### OBJECTIVE
Here are some entries; quote each one exactly.

--------------------------------------------------

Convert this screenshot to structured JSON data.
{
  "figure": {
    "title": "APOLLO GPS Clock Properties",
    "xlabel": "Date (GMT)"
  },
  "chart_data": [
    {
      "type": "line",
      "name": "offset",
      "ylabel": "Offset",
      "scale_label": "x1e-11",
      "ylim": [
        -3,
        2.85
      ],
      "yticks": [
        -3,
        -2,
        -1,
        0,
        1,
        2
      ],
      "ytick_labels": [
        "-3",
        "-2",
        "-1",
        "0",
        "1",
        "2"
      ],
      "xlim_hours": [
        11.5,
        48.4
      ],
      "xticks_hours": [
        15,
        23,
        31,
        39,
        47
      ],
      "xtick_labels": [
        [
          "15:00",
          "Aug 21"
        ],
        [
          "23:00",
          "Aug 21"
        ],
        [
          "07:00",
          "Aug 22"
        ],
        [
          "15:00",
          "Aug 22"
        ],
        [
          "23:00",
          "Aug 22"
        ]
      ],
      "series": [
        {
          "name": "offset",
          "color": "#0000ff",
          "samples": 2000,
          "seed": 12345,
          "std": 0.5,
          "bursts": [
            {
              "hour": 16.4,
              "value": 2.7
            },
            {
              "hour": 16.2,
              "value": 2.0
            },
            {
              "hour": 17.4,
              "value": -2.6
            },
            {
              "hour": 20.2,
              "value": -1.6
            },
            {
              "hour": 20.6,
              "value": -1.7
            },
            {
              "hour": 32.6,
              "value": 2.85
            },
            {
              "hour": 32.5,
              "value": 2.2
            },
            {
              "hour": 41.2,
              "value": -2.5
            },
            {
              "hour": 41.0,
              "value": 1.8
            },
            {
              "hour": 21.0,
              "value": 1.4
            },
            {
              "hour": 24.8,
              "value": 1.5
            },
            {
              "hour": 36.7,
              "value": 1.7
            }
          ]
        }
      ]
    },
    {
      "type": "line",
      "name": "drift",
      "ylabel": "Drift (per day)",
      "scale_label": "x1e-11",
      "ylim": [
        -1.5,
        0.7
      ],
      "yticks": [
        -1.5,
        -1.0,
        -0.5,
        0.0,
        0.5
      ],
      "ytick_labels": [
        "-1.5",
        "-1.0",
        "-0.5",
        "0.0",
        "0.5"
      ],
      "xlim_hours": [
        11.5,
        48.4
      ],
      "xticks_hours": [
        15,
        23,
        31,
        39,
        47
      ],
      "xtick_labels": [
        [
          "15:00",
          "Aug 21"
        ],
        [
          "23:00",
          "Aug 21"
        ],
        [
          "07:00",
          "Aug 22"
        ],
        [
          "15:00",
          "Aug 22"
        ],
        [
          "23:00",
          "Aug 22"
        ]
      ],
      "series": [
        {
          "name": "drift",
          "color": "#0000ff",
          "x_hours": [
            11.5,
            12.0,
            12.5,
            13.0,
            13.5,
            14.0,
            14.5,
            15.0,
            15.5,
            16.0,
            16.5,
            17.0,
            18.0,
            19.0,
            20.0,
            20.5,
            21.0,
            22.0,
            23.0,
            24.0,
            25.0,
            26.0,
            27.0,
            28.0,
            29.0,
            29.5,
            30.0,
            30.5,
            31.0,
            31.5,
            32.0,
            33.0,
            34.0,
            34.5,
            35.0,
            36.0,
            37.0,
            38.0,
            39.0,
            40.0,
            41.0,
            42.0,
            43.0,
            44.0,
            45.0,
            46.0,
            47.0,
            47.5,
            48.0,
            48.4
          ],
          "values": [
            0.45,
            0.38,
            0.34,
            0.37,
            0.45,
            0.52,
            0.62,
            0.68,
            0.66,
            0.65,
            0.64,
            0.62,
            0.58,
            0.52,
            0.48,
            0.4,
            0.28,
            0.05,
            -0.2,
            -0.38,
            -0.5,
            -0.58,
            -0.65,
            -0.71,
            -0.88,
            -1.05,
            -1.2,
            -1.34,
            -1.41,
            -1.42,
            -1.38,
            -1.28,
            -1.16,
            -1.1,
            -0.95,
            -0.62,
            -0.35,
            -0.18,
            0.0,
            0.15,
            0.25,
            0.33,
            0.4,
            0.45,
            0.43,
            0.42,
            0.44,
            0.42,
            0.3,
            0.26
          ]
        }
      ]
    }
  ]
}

--------------------------------------------------

### OUTPUT FOR THIS TASK
Convert this screenshot to structured JSON data.
{
  "figure": {
    "title": "APOLLO GPS Clock Properties",
    "xlabel": "Date (GMT)"
  },
  "chart_data": [
    {
      "type": "line",
      "name": "offset",
      "ylabel": "Offset",
      "scale_label": "x1e-11",
      "ylim": [
        -3,
        2.85
      ],
      "yticks": [
        -3,
        -2,
        -1,
        0,
        1,
        2
      ],
      "ytick_labels": [
        "-3",
        "-2",
        "-1",
        "0",
        "1",
        "2"
      ],
      "xlim_hours": [
        11.5,
        48.4
      ],
      "xticks_hours": [
        15,
        23,
        31,
        39,
        47
      ],
      "xtick_labels": [
        [
          "15:00",
          "Aug 21"
        ],
        [
          "23:00",
          "Aug 21"
        ],
        [
          "07:00",
          "Aug 22"
        ],
        [
          "15:00",
          "Aug 22"
        ],
        [
          "23:00",
          "Aug 22"
        ]
      ],
      "series": [
        {
          "name": "offset",
          "color": "#0000ff",
          "samples": 2000,
          "seed": 12345,
          "std": 0.5,
          "bursts": [
            {
              "hour": 16.4,
              "value": 2.7
            },
            {
              "hour": 16.2,
              "value": 2.0
            },
            {
              "hour": 17.4,
              "value": -2.6
            },
            {
              "hour": 20.2,
              "value": -1.6
            },
            {
              "hour": 20.6,
              "value": -1.7
            },
            {
              "hour": 32.6,
              "value": 2.85
            },
            {
              "hour": 32.5,
              "value": 2.2
            },
            {
              "hour": 41.2,
              "value": -2.5
            },
            {
              "hour": 41.0,
              "value": 1.8
            },
            {
              "hour": 21.0,
              "value": 1.4
            },
            {
              "hour": 24.8,
              "value": 1.5
            },
            {
              "hour": 36.7,
              "value": 1.7
            }
          ]
        }
      ]
    },
    {
      "type": "line",
      "name": "drift",
      "ylabel": "Drift (per day)",
      "scale_label": "x1e-11",
      "ylim": [
        -1.5,
        0.7
      ],
      "yticks": [
        -1.5,
        -1.0,
        -0.5,
        0.0,
        0.5
      ],
      "ytick_labels": [
        "-1.5",
        "-1.0",
        "-0.5",
        "0.0",
        "0.5"
      ],
      "xlim_hours": [
        11.5,
        48.4
      ],
      "xticks_hours": [
        15,
        23,
        31,
        39,
        47
      ],
      "xtick_labels": [
        [
          "15:00",
          "Aug 21"
        ],
        [
          "23:00",
          "Aug 21"
        ],
        [
          "07:00",
          "Aug 22"
        ],
        [
          "15:00",
          "Aug 22"
        ],
        [
          "23:00",
          "Aug 22"
        ]
      ],
      "series": [
        {
          "name": "drift",
          "color": "#0000ff",
          "x_hours": [
            11.5,
            12.0,
            12.5,
            13.0,
            13.5,
            14.0,
            14.5,
            15.0,
            15.5,
            16.0,
            16.5,
            17.0,
            18.0,
            19.0,
            20.0,
            20.5,
            21.0,
            22.0,
            23.0,
            24.0,
            25.0,
            26.0,
            27.0,
            28.0,
            29.0,
            29.5,
            30.0,
            30.5,
            31.0,
            31.5,
            32.0,
            33.0,
            34.0,
            34.5,
            35.0,
            36.0,
            37.0,
            38.0,
            39.0,
            40.0,
            41.0,
            42.0,
            43.0,
            44.0,
            45.0,
            46.0,
            47.0,
            47.5,
            48.0,
            48.4
          ],
          "values": [
            0.45,
            0.38,
            0.34,
            0.37,
            0.45,
            0.52,
            0.62,
            0.68,
            0.66,
            0.65,
            0.64,
            0.62,
            0.58,
            0.52,
            0.48,
            0.4,
            0.28,
            0.05,
            -0.2,
            -0.38,
            -0.5,
            -0.58,
            -0.65,
            -0.71,
            -0.88,
            -1.05,
            -1.2,
            -1.34,
            -1.41,
            -1.42,
            -1.38,
            -1.28,
            -1.16,
            -1.1,
            -0.95,
            -0.62,
            -0.35,
            -0.18,
            0.0,
            0.15,
            0.25,
            0.33,
            0.4,
            0.45,
            0.43,
            0.42,
            0.44,
            0.42,
            0.3,
            0.26
          ]
        }
      ]
    }
  ]
}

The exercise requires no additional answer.